-- START OF Available data --
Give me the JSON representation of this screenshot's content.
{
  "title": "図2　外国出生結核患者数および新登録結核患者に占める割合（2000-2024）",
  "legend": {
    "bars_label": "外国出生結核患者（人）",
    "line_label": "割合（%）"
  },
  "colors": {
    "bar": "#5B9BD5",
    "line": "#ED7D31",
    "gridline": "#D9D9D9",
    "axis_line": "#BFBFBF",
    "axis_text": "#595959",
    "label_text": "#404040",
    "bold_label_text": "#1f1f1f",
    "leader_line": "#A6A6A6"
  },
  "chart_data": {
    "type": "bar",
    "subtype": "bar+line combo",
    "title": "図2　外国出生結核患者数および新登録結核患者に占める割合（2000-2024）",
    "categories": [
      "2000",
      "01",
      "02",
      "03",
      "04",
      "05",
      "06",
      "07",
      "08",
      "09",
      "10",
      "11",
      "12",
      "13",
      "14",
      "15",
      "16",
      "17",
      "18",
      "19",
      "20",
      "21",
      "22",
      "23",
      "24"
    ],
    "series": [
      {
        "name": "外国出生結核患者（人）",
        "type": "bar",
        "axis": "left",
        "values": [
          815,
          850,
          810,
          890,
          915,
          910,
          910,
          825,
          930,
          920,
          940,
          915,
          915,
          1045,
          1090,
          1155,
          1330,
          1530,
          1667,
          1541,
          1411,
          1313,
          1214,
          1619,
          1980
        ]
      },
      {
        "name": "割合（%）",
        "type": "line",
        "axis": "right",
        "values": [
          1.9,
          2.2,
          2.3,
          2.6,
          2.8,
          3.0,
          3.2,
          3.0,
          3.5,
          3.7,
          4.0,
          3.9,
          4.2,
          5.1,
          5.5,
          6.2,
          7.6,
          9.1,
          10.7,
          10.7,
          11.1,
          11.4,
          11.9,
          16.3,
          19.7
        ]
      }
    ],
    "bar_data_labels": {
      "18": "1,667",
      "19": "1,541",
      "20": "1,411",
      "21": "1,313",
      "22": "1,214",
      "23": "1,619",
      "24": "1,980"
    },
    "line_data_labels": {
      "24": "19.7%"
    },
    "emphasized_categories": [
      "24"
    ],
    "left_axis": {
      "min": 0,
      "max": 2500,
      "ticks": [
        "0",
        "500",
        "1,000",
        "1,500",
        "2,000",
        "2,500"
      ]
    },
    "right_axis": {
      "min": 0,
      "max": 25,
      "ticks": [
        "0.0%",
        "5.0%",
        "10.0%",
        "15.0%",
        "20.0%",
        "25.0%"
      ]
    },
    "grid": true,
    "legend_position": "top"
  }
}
-- END OF Available data --
Without leaving anything out, quote all the data.

Give me the JSON representation of this screenshot's content.
{
  "title": "図2　外国出生結核患者数および新登録結核患者に占める割合（2000-2024）",
  "legend": {
    "bars_label": "外国出生結核患者（人）",
    "line_label": "割合（%）"
  },
  "colors": {
    "bar": "#5B9BD5",
    "line": "#ED7D31",
    "gridline": "#D9D9D9",
    "axis_line": "#BFBFBF",
    "axis_text": "#595959",
    "label_text": "#404040",
    "bold_label_text": "#1f1f1f",
    "leader_line": "#A6A6A6"
  },
  "chart_data": {
    "type": "bar",
    "subtype": "bar+line combo",
    "title": "図2　外国出生結核患者数および新登録結核患者に占める割合（2000-2024）",
    "categories": [
      "2000",
      "01",
      "02",
      "03",
      "04",
      "05",
      "06",
      "07",
      "08",
      "09",
      "10",
      "11",
      "12",
      "13",
      "14",
      "15",
      "16",
      "17",
      "18",
      "19",
      "20",
      "21",
      "22",
      "23",
      "24"
    ],
    "series": [
      {
        "name": "外国出生結核患者（人）",
        "type": "bar",
        "axis": "left",
        "values": [
          815,
          850,
          810,
          890,
          915,
          910,
          910,
          825,
          930,
          920,
          940,
          915,
          915,
          1045,
          1090,
          1155,
          1330,
          1530,
          1667,
          1541,
          1411,
          1313,
          1214,
          1619,
          1980
        ]
      },
      {
        "name": "割合（%）",
        "type": "line",
        "axis": "right",
        "values": [
          1.9,
          2.2,
          2.3,
          2.6,
          2.8,
          3.0,
          3.2,
          3.0,
          3.5,
          3.7,
          4.0,
          3.9,
          4.2,
          5.1,
          5.5,
          6.2,
          7.6,
          9.1,
          10.7,
          10.7,
          11.1,
          11.4,
          11.9,
          16.3,
          19.7
        ]
      }
    ],
    "bar_data_labels": {
      "18": "1,667",
      "19": "1,541",
      "20": "1,411",
      "21": "1,313",
      "22": "1,214",
      "23": "1,619",
      "24": "1,980"
    },
    "line_data_labels": {
      "24": "19.7%"
    },
    "emphasized_categories": [
      "24"
    ],
    "left_axis": {
      "min": 0,
      "max": 2500,
      "ticks": [
        "0",
        "500",
        "1,000",
        "1,500",
        "2,000",
        "2,500"
      ]
    },
    "right_axis": {
      "min": 0,
      "max": 25,
      "ticks": [
        "0.0%",
        "5.0%",
        "10.0%",
        "15.0%",
        "20.0%",
        "25.0%"
      ]
    },
    "grid": true,
    "legend_position": "top"
  }
}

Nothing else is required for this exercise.